# Request
Make an exact copy of all the material below, apart from the pictures.

- - - - -

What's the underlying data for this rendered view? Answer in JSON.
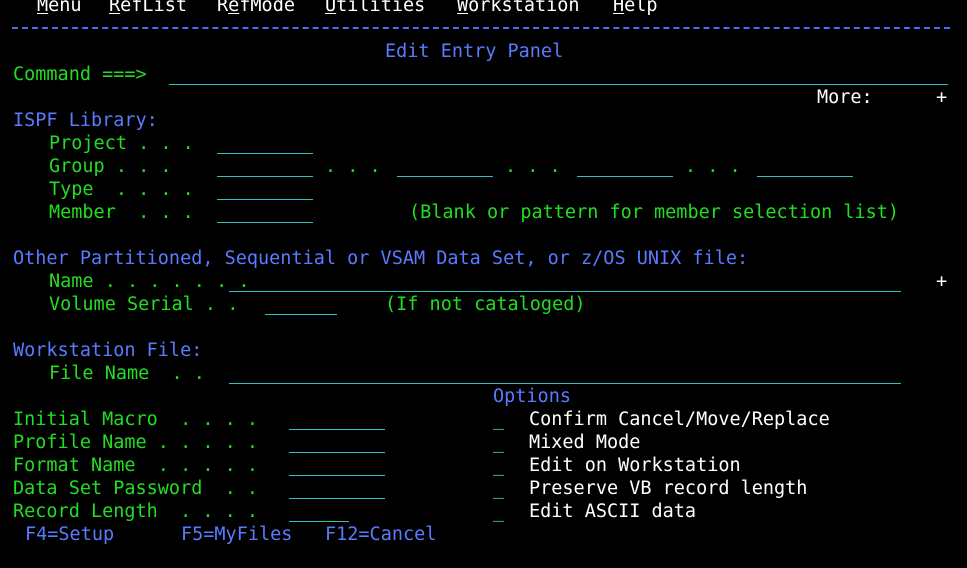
{
  "menu": [
    {
      "pre": "",
      "u": "M",
      "post": "enu"
    },
    {
      "pre": "",
      "u": "R",
      "post": "efList"
    },
    {
      "pre": "R",
      "u": "e",
      "post": "fMode"
    },
    {
      "pre": "",
      "u": "U",
      "post": "tilities"
    },
    {
      "pre": "",
      "u": "W",
      "post": "orkstation"
    },
    {
      "pre": "",
      "u": "H",
      "post": "elp"
    }
  ],
  "panel_title": "Edit Entry Panel",
  "command_label": "Command ===>",
  "more": {
    "label": "More:",
    "indicator": "+"
  },
  "ispf": {
    "heading": "ISPF Library:",
    "project_label": "Project . . .",
    "group_label": "Group . . .",
    "group_sep": ". . .",
    "type_label": "Type  . . . .",
    "member_label": "Member  . . .",
    "member_note": "(Blank or pattern for member selection list)"
  },
  "other": {
    "heading": "Other Partitioned, Sequential or VSAM Data Set, or z/OS UNIX file:",
    "name_label": "Name . . . . . . .",
    "name_plus": "+",
    "volume_label": "Volume Serial . .",
    "volume_note": "(If not cataloged)"
  },
  "workstation": {
    "heading": "Workstation File:",
    "file_label": "File Name  . ."
  },
  "options": {
    "heading": "Options",
    "items": [
      "Confirm Cancel/Move/Replace",
      "Mixed Mode",
      "Edit on Workstation",
      "Preserve VB record length",
      "Edit ASCII data"
    ],
    "checkbox_glyph": "_"
  },
  "fields": {
    "initial_macro": "Initial Macro  . . . .",
    "profile_name": "Profile Name . . . . .",
    "format_name": "Format Name  . . . . .",
    "data_set_password": "Data Set Password  . .",
    "record_length": "Record Length  . . . ."
  },
  "pf_keys": [
    "F4=Setup",
    "F5=MyFiles",
    "F12=Cancel"
  ]
}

- - - - -

# Answer to this exercise
What's the underlying data for this rendered view? Answer in JSON.
{
  "menu": [
    {
      "pre": "",
      "u": "M",
      "post": "enu"
    },
    {
      "pre": "",
      "u": "R",
      "post": "efList"
    },
    {
      "pre": "R",
      "u": "e",
      "post": "fMode"
    },
    {
      "pre": "",
      "u": "U",
      "post": "tilities"
    },
    {
      "pre": "",
      "u": "W",
      "post": "orkstation"
    },
    {
      "pre": "",
      "u": "H",
      "post": "elp"
    }
  ],
  "panel_title": "Edit Entry Panel",
  "command_label": "Command ===>",
  "more": {
    "label": "More:",
    "indicator": "+"
  },
  "ispf": {
    "heading": "ISPF Library:",
    "project_label": "Project . . .",
    "group_label": "Group . . .",
    "group_sep": ". . .",
    "type_label": "Type  . . . .",
    "member_label": "Member  . . .",
    "member_note": "(Blank or pattern for member selection list)"
  },
  "other": {
    "heading": "Other Partitioned, Sequential or VSAM Data Set, or z/OS UNIX file:",
    "name_label": "Name . . . . . . .",
    "name_plus": "+",
    "volume_label": "Volume Serial . .",
    "volume_note": "(If not cataloged)"
  },
  "workstation": {
    "heading": "Workstation File:",
    "file_label": "File Name  . ."
  },
  "options": {
    "heading": "Options",
    "items": [
      "Confirm Cancel/Move/Replace",
      "Mixed Mode",
      "Edit on Workstation",
      "Preserve VB record length",
      "Edit ASCII data"
    ],
    "checkbox_glyph": "_"
  },
  "fields": {
    "initial_macro": "Initial Macro  . . . .",
    "profile_name": "Profile Name . . . . .",
    "format_name": "Format Name  . . . . .",
    "data_set_password": "Data Set Password  . .",
    "record_length": "Record Length  . . . ."
  },
  "pf_keys": [
    "F4=Setup",
    "F5=MyFiles",
    "F12=Cancel"
  ]
}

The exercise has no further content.